Work to do: Return all lines where the word "исходного" can be found.

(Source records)
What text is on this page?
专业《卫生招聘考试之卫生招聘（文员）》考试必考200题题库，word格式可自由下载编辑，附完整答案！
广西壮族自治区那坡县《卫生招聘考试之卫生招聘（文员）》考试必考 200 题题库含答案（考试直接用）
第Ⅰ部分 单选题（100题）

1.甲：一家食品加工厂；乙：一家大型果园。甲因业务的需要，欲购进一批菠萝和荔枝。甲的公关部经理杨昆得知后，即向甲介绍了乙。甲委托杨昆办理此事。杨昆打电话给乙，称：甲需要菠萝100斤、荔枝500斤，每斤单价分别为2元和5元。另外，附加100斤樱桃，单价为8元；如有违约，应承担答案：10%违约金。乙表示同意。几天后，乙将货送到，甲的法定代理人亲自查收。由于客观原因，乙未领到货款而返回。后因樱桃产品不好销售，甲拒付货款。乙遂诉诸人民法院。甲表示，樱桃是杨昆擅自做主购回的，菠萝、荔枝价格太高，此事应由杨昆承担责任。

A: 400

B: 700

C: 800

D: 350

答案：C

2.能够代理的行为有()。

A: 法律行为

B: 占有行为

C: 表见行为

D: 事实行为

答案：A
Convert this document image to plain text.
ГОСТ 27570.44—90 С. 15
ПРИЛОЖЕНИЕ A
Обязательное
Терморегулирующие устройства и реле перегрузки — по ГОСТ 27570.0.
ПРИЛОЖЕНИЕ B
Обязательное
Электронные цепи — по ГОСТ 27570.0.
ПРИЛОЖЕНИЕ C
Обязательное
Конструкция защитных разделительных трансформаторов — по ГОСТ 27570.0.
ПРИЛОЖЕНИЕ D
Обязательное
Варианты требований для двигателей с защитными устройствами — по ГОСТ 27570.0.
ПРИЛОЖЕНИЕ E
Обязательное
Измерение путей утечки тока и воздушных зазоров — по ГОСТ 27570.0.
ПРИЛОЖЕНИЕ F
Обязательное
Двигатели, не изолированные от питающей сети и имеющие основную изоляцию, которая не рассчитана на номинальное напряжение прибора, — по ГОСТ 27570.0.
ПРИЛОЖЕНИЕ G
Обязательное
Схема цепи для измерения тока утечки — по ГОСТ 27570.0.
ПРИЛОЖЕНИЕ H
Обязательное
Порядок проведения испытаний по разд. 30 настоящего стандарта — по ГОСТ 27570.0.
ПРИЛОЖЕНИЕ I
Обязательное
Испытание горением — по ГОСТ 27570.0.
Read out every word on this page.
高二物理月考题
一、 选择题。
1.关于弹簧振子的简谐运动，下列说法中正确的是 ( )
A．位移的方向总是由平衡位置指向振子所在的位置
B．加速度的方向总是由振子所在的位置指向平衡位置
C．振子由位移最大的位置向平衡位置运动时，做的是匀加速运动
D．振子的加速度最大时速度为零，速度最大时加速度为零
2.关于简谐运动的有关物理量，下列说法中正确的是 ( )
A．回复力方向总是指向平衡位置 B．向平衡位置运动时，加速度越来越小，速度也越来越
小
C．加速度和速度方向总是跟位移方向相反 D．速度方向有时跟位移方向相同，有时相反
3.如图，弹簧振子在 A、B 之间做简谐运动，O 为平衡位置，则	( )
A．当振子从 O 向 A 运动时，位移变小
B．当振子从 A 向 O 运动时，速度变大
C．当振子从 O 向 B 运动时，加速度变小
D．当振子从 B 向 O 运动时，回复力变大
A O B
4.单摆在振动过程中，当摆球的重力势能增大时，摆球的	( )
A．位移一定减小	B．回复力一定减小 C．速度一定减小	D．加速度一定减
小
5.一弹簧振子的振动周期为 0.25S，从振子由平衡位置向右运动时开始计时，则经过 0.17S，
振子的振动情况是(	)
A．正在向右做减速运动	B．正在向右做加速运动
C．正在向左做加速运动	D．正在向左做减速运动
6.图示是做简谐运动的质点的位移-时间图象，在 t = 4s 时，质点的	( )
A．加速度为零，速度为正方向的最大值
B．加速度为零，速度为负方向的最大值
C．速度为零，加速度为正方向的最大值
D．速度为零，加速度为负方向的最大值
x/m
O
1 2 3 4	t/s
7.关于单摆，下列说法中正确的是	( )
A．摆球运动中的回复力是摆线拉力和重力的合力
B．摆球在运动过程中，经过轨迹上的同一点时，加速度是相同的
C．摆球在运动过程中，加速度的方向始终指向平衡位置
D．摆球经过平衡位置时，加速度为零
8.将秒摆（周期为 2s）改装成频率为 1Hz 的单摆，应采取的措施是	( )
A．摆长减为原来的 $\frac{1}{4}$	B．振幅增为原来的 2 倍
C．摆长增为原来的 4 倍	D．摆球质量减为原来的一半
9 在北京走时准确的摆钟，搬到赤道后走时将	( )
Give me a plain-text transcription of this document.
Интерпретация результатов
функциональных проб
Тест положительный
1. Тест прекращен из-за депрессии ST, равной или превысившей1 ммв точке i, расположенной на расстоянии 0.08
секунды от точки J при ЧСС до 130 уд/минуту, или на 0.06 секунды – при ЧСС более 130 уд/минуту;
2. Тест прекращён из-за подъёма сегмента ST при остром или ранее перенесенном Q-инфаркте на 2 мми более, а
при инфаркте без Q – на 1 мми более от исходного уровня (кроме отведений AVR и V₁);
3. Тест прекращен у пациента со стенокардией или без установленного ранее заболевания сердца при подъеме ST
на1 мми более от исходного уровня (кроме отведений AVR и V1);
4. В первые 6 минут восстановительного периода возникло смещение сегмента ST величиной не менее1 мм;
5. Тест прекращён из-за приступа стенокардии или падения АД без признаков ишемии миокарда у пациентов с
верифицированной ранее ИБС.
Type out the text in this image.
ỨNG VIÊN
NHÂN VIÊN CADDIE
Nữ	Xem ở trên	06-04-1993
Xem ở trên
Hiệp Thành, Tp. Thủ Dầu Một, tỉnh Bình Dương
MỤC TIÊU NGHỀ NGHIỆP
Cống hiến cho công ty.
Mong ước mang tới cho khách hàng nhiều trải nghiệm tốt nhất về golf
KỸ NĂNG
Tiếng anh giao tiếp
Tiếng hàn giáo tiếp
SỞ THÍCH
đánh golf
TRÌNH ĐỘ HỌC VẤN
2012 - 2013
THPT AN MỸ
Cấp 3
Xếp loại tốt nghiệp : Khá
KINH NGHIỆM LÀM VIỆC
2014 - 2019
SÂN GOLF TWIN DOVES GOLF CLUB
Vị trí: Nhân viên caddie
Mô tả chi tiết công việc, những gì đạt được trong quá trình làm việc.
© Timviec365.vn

Response for this exercise:
при инфаркте без Q – на 1 мми более от исходного уровня (кроме отведений AVR и V₁);
на1 мми более от исходного уровня (кроме отведений AVR и V1);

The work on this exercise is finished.